• _EXERCISE GOAL_: Return each line of the records holding the string "text".

• _RECORDS PROVIDED_:
— BEGIN —

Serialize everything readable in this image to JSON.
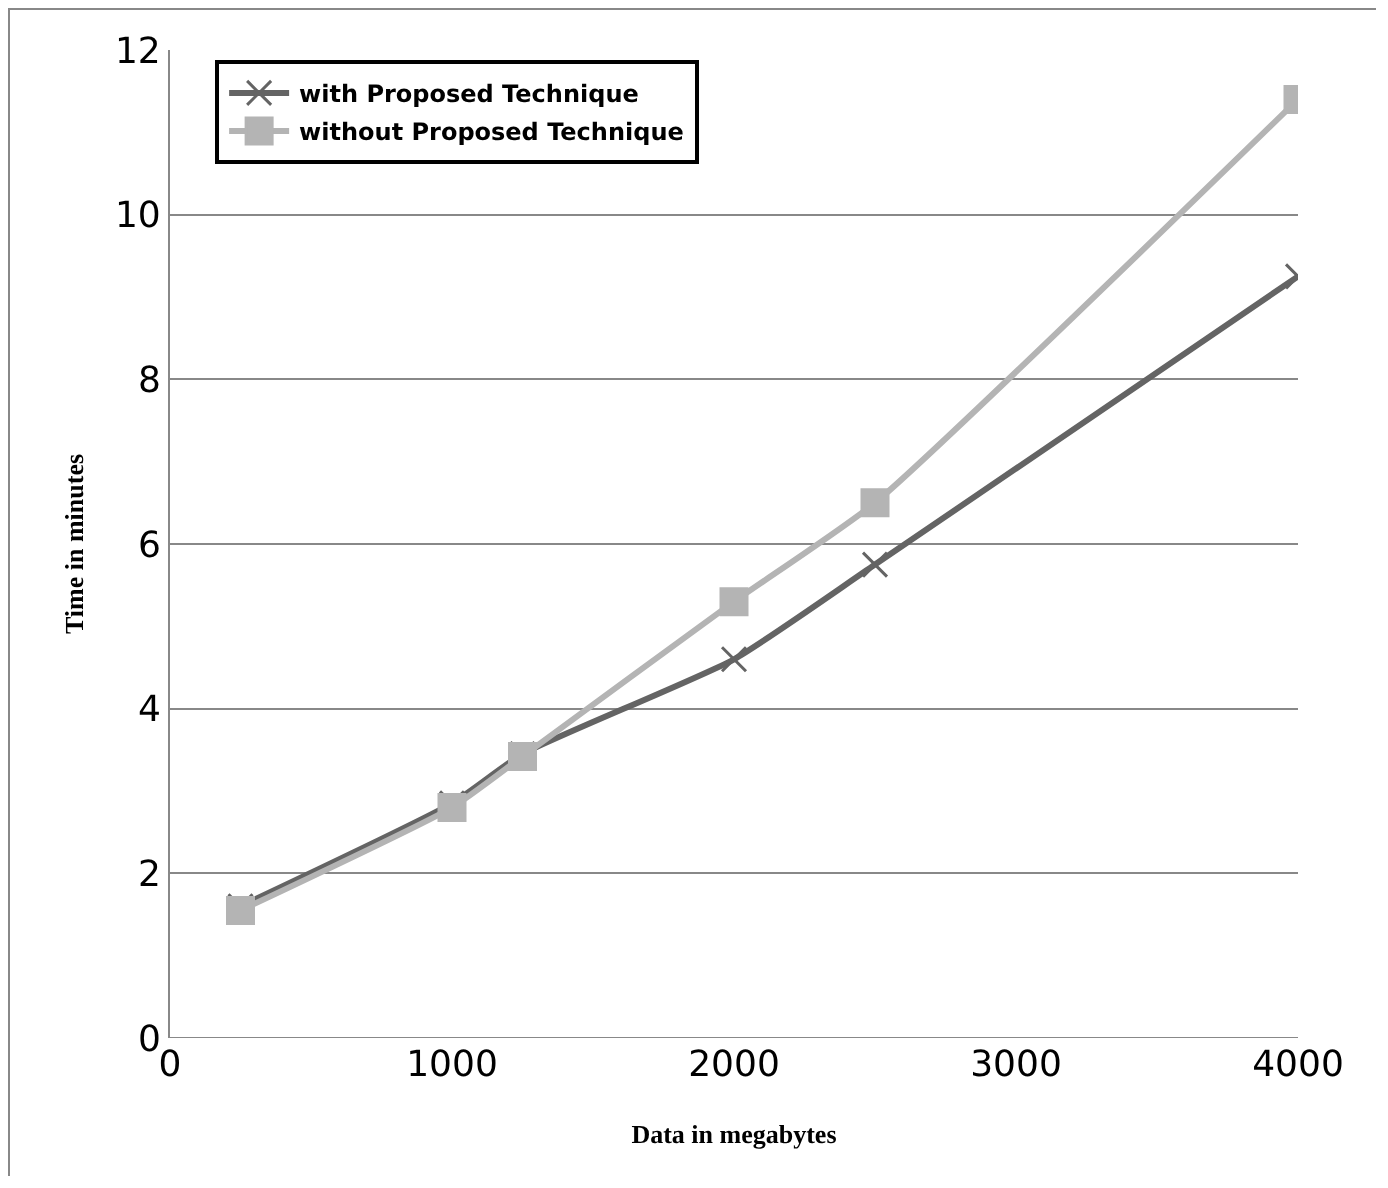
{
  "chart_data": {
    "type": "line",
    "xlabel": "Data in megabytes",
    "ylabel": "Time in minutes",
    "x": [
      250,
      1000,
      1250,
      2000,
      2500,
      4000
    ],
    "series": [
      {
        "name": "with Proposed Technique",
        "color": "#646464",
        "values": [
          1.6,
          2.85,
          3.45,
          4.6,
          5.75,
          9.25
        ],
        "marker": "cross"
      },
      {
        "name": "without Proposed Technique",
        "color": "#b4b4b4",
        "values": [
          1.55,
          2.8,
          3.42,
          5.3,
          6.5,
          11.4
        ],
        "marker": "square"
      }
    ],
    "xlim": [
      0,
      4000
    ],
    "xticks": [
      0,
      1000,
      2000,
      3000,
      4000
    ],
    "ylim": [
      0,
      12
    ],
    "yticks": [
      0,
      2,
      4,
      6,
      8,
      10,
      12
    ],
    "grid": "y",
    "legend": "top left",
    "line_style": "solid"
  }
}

— END —
— BEGIN —

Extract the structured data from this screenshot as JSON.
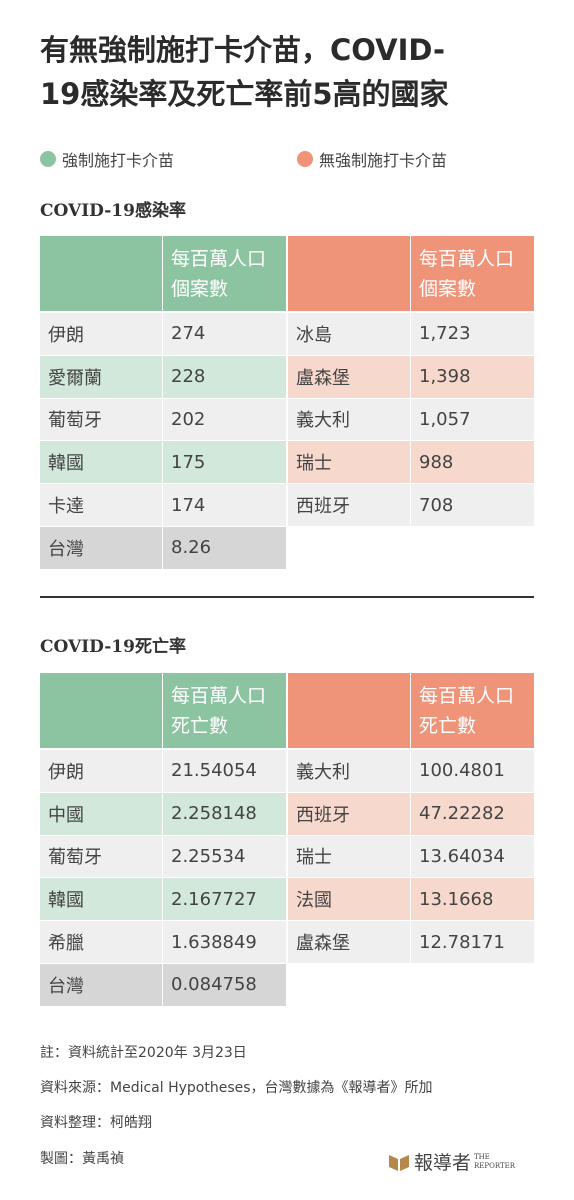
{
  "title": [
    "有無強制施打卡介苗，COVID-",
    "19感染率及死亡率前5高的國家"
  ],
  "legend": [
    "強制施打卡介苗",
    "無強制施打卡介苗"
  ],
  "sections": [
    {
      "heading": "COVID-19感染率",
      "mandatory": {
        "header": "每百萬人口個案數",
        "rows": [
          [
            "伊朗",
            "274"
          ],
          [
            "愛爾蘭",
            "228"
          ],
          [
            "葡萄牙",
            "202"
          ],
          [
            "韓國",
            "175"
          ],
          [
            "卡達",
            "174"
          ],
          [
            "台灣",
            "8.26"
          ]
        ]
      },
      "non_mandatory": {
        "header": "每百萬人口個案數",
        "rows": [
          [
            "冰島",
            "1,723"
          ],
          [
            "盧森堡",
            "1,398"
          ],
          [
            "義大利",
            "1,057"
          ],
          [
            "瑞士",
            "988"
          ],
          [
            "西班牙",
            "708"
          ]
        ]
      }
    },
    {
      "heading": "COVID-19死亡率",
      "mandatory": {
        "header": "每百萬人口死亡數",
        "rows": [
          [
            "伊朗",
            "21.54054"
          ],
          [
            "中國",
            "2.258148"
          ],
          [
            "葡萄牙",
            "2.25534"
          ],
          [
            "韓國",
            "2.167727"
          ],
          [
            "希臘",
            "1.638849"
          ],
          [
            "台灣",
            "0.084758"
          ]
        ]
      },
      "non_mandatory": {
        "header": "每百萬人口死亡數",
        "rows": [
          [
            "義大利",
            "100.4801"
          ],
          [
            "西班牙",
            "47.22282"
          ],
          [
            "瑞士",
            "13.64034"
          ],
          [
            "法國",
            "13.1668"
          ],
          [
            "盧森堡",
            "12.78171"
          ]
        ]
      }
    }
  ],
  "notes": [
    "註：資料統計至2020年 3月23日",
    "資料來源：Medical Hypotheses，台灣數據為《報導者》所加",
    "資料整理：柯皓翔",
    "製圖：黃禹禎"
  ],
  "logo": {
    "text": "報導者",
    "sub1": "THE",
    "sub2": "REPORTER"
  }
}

— END —
— BEGIN —

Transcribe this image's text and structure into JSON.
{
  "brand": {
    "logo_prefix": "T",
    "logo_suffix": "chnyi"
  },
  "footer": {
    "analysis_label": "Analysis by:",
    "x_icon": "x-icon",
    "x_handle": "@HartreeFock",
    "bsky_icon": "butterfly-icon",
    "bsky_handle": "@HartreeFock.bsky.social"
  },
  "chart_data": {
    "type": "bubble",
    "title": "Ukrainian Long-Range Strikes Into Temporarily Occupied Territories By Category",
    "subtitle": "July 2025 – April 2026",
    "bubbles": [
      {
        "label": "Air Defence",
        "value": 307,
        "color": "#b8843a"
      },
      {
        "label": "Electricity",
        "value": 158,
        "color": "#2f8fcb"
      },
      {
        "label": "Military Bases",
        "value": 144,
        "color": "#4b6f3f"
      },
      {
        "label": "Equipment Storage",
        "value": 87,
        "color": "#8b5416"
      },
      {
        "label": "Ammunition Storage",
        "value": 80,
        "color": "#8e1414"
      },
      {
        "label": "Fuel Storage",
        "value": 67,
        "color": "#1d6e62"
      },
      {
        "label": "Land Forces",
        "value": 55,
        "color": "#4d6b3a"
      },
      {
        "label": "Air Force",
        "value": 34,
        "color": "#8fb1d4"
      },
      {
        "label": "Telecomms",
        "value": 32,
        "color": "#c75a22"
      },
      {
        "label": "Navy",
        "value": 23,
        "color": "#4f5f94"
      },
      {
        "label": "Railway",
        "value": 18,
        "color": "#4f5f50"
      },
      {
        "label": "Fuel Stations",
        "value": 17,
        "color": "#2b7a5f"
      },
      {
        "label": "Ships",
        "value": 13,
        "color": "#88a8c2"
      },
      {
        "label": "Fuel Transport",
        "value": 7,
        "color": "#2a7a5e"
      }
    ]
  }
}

— END —

• _TASK SOLUTION_:
    "text": "報導者",
Transcribe this image's text and structure into JSON.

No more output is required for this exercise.